Write out the data again exactly, skipping every picture.

....................

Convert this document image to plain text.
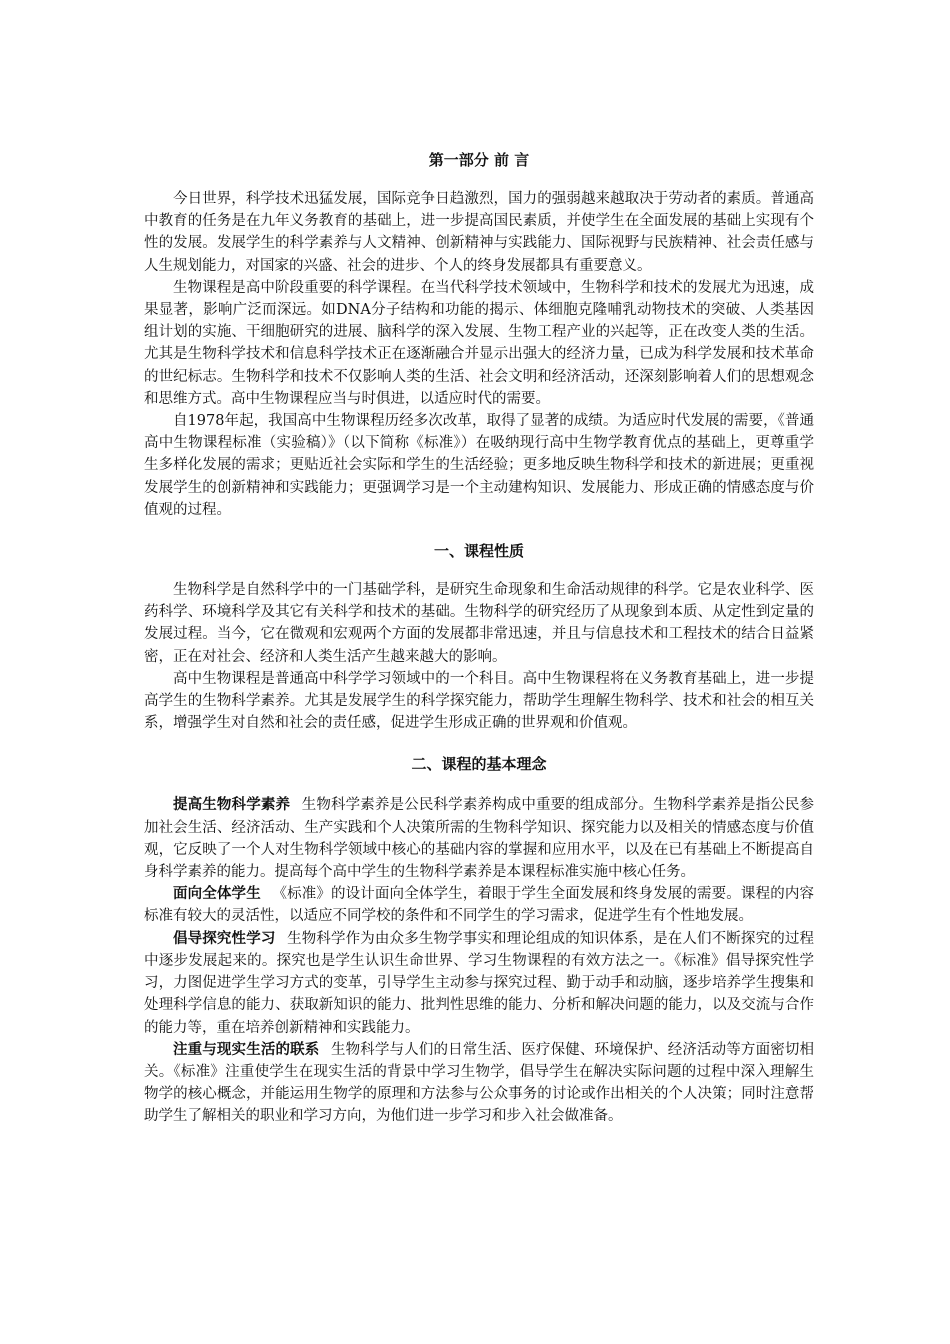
第一部分 前 言

今日世界，科学技术迅猛发展，国际竞争日趋激烈，国力的强弱越来越取决于劳动者的素质。普通高中教育的任务是在九年义务教育的基础上，进一步提高国民素质，并使学生在全面发展的基础上实现有个性的发展。发展学生的科学素养与人文精神、创新精神与实践能力、国际视野与民族精神、社会责任感与人生规划能力，对国家的兴盛、社会的进步、个人的终身发展都具有重要意义。

生物课程是高中阶段重要的科学课程。在当代科学技术领域中，生物科学和技术的发展尤为迅速，成果显著，影响广泛而深远。如DNA分子结构和功能的揭示、体细胞克隆哺乳动物技术的突破、人类基因组计划的实施、干细胞研究的进展、脑科学的深入发展、生物工程产业的兴起等，正在改变人类的生活。尤其是生物科学技术和信息科学技术正在逐渐融合并显示出强大的经济力量，已成为科学发展和技术革命的世纪标志。生物科学和技术不仅影响人类的生活、社会文明和经济活动，还深刻影响着人们的思想观念和思维方式。高中生物课程应当与时俱进，以适应时代的需要。

自1978年起，我国高中生物课程历经多次改革，取得了显著的成绩。为适应时代发展的需要，《普通高中生物课程标准（实验稿）》（以下简称《标准》）在吸纳现行高中生物学教育优点的基础上，更尊重学生多样化发展的需求；更贴近社会实际和学生的生活经验；更多地反映生物科学和技术的新进展；更重视发展学生的创新精神和实践能力；更强调学习是一个主动建构知识、发展能力、形成正确的情感态度与价值观的过程。

一、课程性质

生物科学是自然科学中的一门基础学科，是研究生命现象和生命活动规律的科学。它是农业科学、医药科学、环境科学及其它有关科学和技术的基础。生物科学的研究经历了从现象到本质、从定性到定量的发展过程。当今，它在微观和宏观两个方面的发展都非常迅速，并且与信息技术和工程技术的结合日益紧密，正在对社会、经济和人类生活产生越来越大的影响。

高中生物课程是普通高中科学学习领域中的一个科目。高中生物课程将在义务教育基础上，进一步提高学生的生物科学素养。尤其是发展学生的科学探究能力，帮助学生理解生物科学、技术和社会的相互关系，增强学生对自然和社会的责任感，促进学生形成正确的世界观和价值观。

二、课程的基本理念

提高生物科学素养 生物科学素养是公民科学素养构成中重要的组成部分。生物科学素养是指公民参加社会生活、经济活动、生产实践和个人决策所需的生物科学知识、探究能力以及相关的情感态度与价值观，它反映了一个人对生物科学领域中核心的基础内容的掌握和应用水平，以及在已有基础上不断提高自身科学素养的能力。提高每个高中学生的生物科学素养是本课程标准实施中核心任务。

面向全体学生 《标准》的设计面向全体学生，着眼于学生全面发展和终身发展的需要。课程的内容标准有较大的灵活性，以适应不同学校的条件和不同学生的学习需求，促进学生有个性地发展。

倡导探究性学习 生物科学作为由众多生物学事实和理论组成的知识体系，是在人们不断探究的过程中逐步发展起来的。探究也是学生认识生命世界、学习生物课程的有效方法之一。《标准》倡导探究性学习，力图促进学生学习方式的变革，引导学生主动参与探究过程、勤于动手和动脑，逐步培养学生搜集和处理科学信息的能力、获取新知识的能力、批判性思维的能力、分析和解决问题的能力，以及交流与合作的能力等，重在培养创新精神和实践能力。

注重与现实生活的联系 生物科学与人们的日常生活、医疗保健、环境保护、经济活动等方面密切相关。《标准》注重使学生在现实生活的背景中学习生物学，倡导学生在解决实际问题的过程中深入理解生物学的核心概念，并能运用生物学的原理和方法参与公众事务的讨论或作出相关的个人决策；同时注意帮助学生了解相关的职业和学习方向，为他们进一步学习和步入社会做准备。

....................

RESULT FOR THIS EXERCISE >>
Convert this document image to plain text.
第一部分 前 言

今日世界，科学技术迅猛发展，国际竞争日趋激烈，国力的强弱越来越取决于劳动者的素质。普通高中教育的任务是在九年义务教育的基础上，进一步提高国民素质，并使学生在全面发展的基础上实现有个性的发展。发展学生的科学素养与人文精神、创新精神与实践能力、国际视野与民族精神、社会责任感与人生规划能力，对国家的兴盛、社会的进步、个人的终身发展都具有重要意义。

生物课程是高中阶段重要的科学课程。在当代科学技术领域中，生物科学和技术的发展尤为迅速，成果显著，影响广泛而深远。如DNA分子结构和功能的揭示、体细胞克隆哺乳动物技术的突破、人类基因组计划的实施、干细胞研究的进展、脑科学的深入发展、生物工程产业的兴起等，正在改变人类的生活。尤其是生物科学技术和信息科学技术正在逐渐融合并显示出强大的经济力量，已成为科学发展和技术革命的世纪标志。生物科学和技术不仅影响人类的生活、社会文明和经济活动，还深刻影响着人们的思想观念和思维方式。高中生物课程应当与时俱进，以适应时代的需要。

自1978年起，我国高中生物课程历经多次改革，取得了显著的成绩。为适应时代发展的需要，《普通高中生物课程标准（实验稿）》（以下简称《标准》）在吸纳现行高中生物学教育优点的基础上，更尊重学生多样化发展的需求；更贴近社会实际和学生的生活经验；更多地反映生物科学和技术的新进展；更重视发展学生的创新精神和实践能力；更强调学习是一个主动建构知识、发展能力、形成正确的情感态度与价值观的过程。

一、课程性质

生物科学是自然科学中的一门基础学科，是研究生命现象和生命活动规律的科学。它是农业科学、医药科学、环境科学及其它有关科学和技术的基础。生物科学的研究经历了从现象到本质、从定性到定量的发展过程。当今，它在微观和宏观两个方面的发展都非常迅速，并且与信息技术和工程技术的结合日益紧密，正在对社会、经济和人类生活产生越来越大的影响。

高中生物课程是普通高中科学学习领域中的一个科目。高中生物课程将在义务教育基础上，进一步提高学生的生物科学素养。尤其是发展学生的科学探究能力，帮助学生理解生物科学、技术和社会的相互关系，增强学生对自然和社会的责任感，促进学生形成正确的世界观和价值观。

二、课程的基本理念

提高生物科学素养 生物科学素养是公民科学素养构成中重要的组成部分。生物科学素养是指公民参加社会生活、经济活动、生产实践和个人决策所需的生物科学知识、探究能力以及相关的情感态度与价值观，它反映了一个人对生物科学领域中核心的基础内容的掌握和应用水平，以及在已有基础上不断提高自身科学素养的能力。提高每个高中学生的生物科学素养是本课程标准实施中核心任务。

面向全体学生 《标准》的设计面向全体学生，着眼于学生全面发展和终身发展的需要。课程的内容标准有较大的灵活性，以适应不同学校的条件和不同学生的学习需求，促进学生有个性地发展。

倡导探究性学习 生物科学作为由众多生物学事实和理论组成的知识体系，是在人们不断探究的过程中逐步发展起来的。探究也是学生认识生命世界、学习生物课程的有效方法之一。《标准》倡导探究性学习，力图促进学生学习方式的变革，引导学生主动参与探究过程、勤于动手和动脑，逐步培养学生搜集和处理科学信息的能力、获取新知识的能力、批判性思维的能力、分析和解决问题的能力，以及交流与合作的能力等，重在培养创新精神和实践能力。

注重与现实生活的联系 生物科学与人们的日常生活、医疗保健、环境保护、经济活动等方面密切相关。《标准》注重使学生在现实生活的背景中学习生物学，倡导学生在解决实际问题的过程中深入理解生物学的核心概念，并能运用生物学的原理和方法参与公众事务的讨论或作出相关的个人决策；同时注意帮助学生了解相关的职业和学习方向，为他们进一步学习和步入社会做准备。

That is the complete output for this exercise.